- **Required task**:
Check each line below for "Positive" and report how many have it, nothing else.

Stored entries
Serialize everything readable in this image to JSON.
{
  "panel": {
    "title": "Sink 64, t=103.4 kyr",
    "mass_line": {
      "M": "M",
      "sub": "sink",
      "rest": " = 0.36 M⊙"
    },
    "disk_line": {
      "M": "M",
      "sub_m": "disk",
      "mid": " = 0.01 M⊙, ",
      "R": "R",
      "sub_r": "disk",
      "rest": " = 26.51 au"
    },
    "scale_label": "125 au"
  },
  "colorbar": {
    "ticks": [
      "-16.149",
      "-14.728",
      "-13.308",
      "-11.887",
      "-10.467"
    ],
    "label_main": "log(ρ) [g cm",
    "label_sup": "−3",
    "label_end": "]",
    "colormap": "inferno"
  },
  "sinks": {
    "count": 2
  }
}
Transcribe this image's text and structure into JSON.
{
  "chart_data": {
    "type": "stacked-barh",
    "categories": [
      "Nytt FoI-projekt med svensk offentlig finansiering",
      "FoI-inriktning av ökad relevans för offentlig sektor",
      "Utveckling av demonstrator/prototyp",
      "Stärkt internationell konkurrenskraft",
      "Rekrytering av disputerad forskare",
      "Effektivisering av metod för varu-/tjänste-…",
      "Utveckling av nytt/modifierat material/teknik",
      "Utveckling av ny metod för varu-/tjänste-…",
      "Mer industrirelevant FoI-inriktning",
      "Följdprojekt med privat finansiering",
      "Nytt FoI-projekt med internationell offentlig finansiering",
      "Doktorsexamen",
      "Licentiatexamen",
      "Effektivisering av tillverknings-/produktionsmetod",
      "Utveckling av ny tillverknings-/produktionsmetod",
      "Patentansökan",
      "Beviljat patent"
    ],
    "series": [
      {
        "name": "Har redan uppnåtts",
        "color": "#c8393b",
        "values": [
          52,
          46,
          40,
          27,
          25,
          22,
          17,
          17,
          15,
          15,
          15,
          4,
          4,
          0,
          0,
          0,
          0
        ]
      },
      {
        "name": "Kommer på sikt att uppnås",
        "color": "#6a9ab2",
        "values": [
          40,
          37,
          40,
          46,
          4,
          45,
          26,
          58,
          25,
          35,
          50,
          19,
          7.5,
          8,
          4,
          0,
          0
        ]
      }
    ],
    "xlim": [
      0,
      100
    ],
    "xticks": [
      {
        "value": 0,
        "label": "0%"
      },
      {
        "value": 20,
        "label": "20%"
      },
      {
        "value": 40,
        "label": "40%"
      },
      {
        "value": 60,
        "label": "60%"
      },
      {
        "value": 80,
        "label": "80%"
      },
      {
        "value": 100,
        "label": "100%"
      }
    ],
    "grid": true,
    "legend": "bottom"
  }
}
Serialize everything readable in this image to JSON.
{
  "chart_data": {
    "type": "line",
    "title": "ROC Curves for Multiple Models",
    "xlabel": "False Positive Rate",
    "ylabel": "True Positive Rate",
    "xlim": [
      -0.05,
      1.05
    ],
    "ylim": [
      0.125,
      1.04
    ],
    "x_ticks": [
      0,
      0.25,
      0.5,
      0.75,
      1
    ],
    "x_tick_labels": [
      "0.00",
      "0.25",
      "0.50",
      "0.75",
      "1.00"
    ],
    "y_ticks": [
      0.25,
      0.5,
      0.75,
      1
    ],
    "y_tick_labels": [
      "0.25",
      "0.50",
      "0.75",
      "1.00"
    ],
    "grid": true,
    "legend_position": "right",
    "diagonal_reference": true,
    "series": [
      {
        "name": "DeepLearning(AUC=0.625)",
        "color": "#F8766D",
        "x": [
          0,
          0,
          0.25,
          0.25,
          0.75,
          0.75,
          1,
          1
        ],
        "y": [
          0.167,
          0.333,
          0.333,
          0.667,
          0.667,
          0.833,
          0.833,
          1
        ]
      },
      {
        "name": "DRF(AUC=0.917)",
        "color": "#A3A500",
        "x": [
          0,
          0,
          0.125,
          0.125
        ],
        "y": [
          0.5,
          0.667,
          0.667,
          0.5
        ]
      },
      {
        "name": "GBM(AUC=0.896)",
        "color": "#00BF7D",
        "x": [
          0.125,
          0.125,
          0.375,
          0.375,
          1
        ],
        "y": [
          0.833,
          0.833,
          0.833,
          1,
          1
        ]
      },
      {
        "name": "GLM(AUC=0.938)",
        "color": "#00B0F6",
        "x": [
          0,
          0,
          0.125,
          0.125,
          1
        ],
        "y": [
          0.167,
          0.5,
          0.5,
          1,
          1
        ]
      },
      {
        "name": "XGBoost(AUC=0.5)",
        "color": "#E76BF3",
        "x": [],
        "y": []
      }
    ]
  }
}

- **Task answer**:
2